Task description:
Return all the data, word for word.

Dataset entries
========================================================================
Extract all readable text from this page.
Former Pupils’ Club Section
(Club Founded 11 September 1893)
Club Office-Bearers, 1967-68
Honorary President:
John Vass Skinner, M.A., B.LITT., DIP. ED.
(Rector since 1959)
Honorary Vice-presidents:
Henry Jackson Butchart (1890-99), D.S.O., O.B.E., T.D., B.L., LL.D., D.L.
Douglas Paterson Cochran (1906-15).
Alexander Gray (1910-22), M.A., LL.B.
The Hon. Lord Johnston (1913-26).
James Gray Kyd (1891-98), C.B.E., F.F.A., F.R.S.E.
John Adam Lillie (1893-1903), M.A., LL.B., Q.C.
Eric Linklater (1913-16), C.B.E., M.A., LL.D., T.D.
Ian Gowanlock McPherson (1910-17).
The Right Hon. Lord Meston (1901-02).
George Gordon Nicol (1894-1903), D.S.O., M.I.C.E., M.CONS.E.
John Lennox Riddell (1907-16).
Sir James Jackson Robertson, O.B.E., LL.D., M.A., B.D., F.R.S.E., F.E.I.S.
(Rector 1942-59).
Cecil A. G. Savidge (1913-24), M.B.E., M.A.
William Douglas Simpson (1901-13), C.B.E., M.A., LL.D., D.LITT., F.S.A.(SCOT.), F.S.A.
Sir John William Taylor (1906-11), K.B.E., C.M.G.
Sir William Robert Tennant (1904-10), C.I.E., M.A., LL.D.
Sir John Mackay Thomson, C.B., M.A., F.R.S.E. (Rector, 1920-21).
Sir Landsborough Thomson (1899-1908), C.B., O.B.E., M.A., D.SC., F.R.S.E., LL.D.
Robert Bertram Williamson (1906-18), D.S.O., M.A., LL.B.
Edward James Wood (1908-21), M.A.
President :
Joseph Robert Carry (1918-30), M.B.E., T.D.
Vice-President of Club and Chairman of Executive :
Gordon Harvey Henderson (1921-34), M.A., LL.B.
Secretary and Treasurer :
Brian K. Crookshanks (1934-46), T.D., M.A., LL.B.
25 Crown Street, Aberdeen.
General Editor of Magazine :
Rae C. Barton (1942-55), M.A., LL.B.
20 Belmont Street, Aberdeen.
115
========================================================================
Solution below:
Extract all readable text from this page.
Former Pupils’ Club Section
(Club Founded 11 September 1893)
Club Office-Bearers, 1967-68
Honorary President:
John Vass Skinner, M.A., B.LITT., DIP. ED.
(Rector since 1959)
Honorary Vice-presidents:
Henry Jackson Butchart (1890-99), D.S.O., O.B.E., T.D., B.L., LL.D., D.L.
Douglas Paterson Cochran (1906-15).
Alexander Gray (1910-22), M.A., LL.B.
The Hon. Lord Johnston (1913-26).
James Gray Kyd (1891-98), C.B.E., F.F.A., F.R.S.E.
John Adam Lillie (1893-1903), M.A., LL.B., Q.C.
Eric Linklater (1913-16), C.B.E., M.A., LL.D., T.D.
Ian Gowanlock McPherson (1910-17).
The Right Hon. Lord Meston (1901-02).
George Gordon Nicol (1894-1903), D.S.O., M.I.C.E., M.CONS.E.
John Lennox Riddell (1907-16).
Sir James Jackson Robertson, O.B.E., LL.D., M.A., B.D., F.R.S.E., F.E.I.S.
(Rector 1942-59).
Cecil A. G. Savidge (1913-24), M.B.E., M.A.
William Douglas Simpson (1901-13), C.B.E., M.A., LL.D., D.LITT., F.S.A.(SCOT.), F.S.A.
Sir John William Taylor (1906-11), K.B.E., C.M.G.
Sir William Robert Tennant (1904-10), C.I.E., M.A., LL.D.
Sir John Mackay Thomson, C.B., M.A., F.R.S.E. (Rector, 1920-21).
Sir Landsborough Thomson (1899-1908), C.B., O.B.E., M.A., D.SC., F.R.S.E., LL.D.
Robert Bertram Williamson (1906-18), D.S.O., M.A., LL.B.
Edward James Wood (1908-21), M.A.
President :
Joseph Robert Carry (1918-30), M.B.E., T.D.
Vice-President of Club and Chairman of Executive :
Gordon Harvey Henderson (1921-34), M.A., LL.B.
Secretary and Treasurer :
Brian K. Crookshanks (1934-46), T.D., M.A., LL.B.
25 Crown Street, Aberdeen.
General Editor of Magazine :
Rae C. Barton (1942-55), M.A., LL.B.
20 Belmont Street, Aberdeen.
115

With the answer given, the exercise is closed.